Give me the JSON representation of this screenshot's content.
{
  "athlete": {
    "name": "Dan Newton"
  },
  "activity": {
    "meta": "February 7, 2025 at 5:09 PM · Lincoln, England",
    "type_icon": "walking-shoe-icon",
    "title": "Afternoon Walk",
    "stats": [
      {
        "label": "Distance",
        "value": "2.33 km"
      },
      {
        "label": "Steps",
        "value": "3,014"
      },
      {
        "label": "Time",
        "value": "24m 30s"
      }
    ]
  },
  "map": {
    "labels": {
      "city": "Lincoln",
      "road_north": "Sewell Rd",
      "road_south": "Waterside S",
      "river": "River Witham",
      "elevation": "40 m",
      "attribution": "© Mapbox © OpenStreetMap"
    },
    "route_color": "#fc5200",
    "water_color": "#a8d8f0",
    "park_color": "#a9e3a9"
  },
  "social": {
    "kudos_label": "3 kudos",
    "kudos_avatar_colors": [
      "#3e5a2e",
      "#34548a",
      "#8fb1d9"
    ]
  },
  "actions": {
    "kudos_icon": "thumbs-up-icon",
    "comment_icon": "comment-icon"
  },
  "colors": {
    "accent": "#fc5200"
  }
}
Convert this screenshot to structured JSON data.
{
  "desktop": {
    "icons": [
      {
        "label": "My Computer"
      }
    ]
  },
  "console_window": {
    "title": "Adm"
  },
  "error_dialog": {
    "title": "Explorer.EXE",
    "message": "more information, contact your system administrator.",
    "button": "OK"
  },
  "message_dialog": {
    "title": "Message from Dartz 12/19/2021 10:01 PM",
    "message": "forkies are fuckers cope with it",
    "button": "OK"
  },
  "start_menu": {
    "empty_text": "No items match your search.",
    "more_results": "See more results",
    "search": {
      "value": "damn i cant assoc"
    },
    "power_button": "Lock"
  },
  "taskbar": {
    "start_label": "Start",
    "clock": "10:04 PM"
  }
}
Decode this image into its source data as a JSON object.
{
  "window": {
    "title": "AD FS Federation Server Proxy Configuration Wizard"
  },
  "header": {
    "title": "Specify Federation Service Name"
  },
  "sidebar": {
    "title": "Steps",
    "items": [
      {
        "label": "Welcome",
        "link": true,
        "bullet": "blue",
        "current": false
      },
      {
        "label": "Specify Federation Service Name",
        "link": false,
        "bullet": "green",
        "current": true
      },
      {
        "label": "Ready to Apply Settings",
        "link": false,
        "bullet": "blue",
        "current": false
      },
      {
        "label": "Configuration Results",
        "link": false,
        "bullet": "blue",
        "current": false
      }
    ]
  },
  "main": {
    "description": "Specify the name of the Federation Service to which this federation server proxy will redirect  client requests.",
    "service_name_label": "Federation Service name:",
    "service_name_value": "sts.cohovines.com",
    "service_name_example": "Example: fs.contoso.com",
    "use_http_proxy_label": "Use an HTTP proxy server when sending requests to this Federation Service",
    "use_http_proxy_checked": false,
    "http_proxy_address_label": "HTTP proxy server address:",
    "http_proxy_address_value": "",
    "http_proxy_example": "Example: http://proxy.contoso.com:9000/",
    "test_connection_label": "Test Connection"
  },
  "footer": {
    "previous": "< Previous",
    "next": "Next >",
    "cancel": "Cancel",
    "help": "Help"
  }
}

| Objective |
Output the complete data exactly as written.

| Response |
Give me the JSON representation of this screenshot's content.
{
  "athlete": {
    "name": "Dan Newton"
  },
  "activity": {
    "meta": "February 7, 2025 at 5:09 PM · Lincoln, England",
    "type_icon": "walking-shoe-icon",
    "title": "Afternoon Walk",
    "stats": [
      {
        "label": "Distance",
        "value": "2.33 km"
      },
      {
        "label": "Steps",
        "value": "3,014"
      },
      {
        "label": "Time",
        "value": "24m 30s"
      }
    ]
  },
  "map": {
    "labels": {
      "city": "Lincoln",
      "road_north": "Sewell Rd",
      "road_south": "Waterside S",
      "river": "River Witham",
      "elevation": "40 m",
      "attribution": "© Mapbox © OpenStreetMap"
    },
    "route_color": "#fc5200",
    "water_color": "#a8d8f0",
    "park_color": "#a9e3a9"
  },
  "social": {
    "kudos_label": "3 kudos",
    "kudos_avatar_colors": [
      "#3e5a2e",
      "#34548a",
      "#8fb1d9"
    ]
  },
  "actions": {
    "kudos_icon": "thumbs-up-icon",
    "comment_icon": "comment-icon"
  },
  "colors": {
    "accent": "#fc5200"
  }
}
Convert this screenshot to structured JSON data.
{
  "desktop": {
    "icons": [
      {
        "label": "My Computer"
      }
    ]
  },
  "console_window": {
    "title": "Adm"
  },
  "error_dialog": {
    "title": "Explorer.EXE",
    "message": "more information, contact your system administrator.",
    "button": "OK"
  },
  "message_dialog": {
    "title": "Message from Dartz 12/19/2021 10:01 PM",
    "message": "forkies are fuckers cope with it",
    "button": "OK"
  },
  "start_menu": {
    "empty_text": "No items match your search.",
    "more_results": "See more results",
    "search": {
      "value": "damn i cant assoc"
    },
    "power_button": "Lock"
  },
  "taskbar": {
    "start_label": "Start",
    "clock": "10:04 PM"
  }
}
Decode this image into its source data as a JSON object.
{
  "window": {
    "title": "AD FS Federation Server Proxy Configuration Wizard"
  },
  "header": {
    "title": "Specify Federation Service Name"
  },
  "sidebar": {
    "title": "Steps",
    "items": [
      {
        "label": "Welcome",
        "link": true,
        "bullet": "blue",
        "current": false
      },
      {
        "label": "Specify Federation Service Name",
        "link": false,
        "bullet": "green",
        "current": true
      },
      {
        "label": "Ready to Apply Settings",
        "link": false,
        "bullet": "blue",
        "current": false
      },
      {
        "label": "Configuration Results",
        "link": false,
        "bullet": "blue",
        "current": false
      }
    ]
  },
  "main": {
    "description": "Specify the name of the Federation Service to which this federation server proxy will redirect  client requests.",
    "service_name_label": "Federation Service name:",
    "service_name_value": "sts.cohovines.com",
    "service_name_example": "Example: fs.contoso.com",
    "use_http_proxy_label": "Use an HTTP proxy server when sending requests to this Federation Service",
    "use_http_proxy_checked": false,
    "http_proxy_address_label": "HTTP proxy server address:",
    "http_proxy_address_value": "",
    "http_proxy_example": "Example: http://proxy.contoso.com:9000/",
    "test_connection_label": "Test Connection"
  },
  "footer": {
    "previous": "< Previous",
    "next": "Next >",
    "cancel": "Cancel",
    "help": "Help"
  }
}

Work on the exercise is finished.